▶ [WORK TO BE COMPLETED]: Pick out the lines below that contain the string "this" and copy them all.

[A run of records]
_ _ _

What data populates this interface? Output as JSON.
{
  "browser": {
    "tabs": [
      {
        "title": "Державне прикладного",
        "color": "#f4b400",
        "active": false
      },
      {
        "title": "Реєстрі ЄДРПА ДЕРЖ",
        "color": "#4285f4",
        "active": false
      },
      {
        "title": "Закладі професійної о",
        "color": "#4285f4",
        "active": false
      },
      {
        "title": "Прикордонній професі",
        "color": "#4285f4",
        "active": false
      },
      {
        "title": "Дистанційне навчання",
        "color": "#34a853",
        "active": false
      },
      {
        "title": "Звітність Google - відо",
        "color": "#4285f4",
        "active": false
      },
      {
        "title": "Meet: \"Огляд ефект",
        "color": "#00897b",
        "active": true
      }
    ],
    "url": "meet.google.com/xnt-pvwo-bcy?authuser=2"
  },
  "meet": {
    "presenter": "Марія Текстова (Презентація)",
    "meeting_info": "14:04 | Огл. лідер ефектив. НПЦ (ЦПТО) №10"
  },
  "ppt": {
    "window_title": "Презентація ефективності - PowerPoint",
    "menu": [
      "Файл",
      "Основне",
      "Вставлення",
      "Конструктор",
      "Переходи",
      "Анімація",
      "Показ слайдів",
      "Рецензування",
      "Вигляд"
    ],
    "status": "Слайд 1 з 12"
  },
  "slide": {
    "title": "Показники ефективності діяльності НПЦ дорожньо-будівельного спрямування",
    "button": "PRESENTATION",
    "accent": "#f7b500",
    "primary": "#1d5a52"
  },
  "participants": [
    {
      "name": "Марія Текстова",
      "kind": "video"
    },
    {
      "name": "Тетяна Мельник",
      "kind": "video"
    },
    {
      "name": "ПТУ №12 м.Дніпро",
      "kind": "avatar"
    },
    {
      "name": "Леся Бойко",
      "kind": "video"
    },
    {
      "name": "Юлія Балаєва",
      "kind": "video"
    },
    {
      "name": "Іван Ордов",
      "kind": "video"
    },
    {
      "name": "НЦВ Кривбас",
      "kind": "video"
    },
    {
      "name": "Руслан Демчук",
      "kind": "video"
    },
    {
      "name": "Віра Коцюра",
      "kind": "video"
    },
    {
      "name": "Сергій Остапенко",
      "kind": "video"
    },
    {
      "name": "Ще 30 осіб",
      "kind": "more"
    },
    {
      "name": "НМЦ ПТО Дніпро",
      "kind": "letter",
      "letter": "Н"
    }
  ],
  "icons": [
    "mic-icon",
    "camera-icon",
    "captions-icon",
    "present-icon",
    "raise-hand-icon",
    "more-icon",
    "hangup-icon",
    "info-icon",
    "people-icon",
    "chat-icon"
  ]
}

_ _ _

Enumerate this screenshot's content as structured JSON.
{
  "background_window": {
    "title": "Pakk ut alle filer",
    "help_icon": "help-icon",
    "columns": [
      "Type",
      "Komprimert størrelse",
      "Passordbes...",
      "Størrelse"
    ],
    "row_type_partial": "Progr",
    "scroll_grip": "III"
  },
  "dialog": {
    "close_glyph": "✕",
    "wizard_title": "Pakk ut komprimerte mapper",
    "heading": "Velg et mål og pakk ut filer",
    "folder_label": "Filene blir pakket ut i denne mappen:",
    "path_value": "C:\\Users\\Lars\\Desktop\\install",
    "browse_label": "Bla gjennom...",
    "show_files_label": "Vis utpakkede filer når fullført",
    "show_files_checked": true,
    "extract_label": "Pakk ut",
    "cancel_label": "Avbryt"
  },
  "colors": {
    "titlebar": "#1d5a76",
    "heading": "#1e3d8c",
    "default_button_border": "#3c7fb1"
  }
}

_ _ _

▶ [CORRECT ANSWER]:
What data populates this interface? Output as JSON.
Enumerate this screenshot's content as structured JSON.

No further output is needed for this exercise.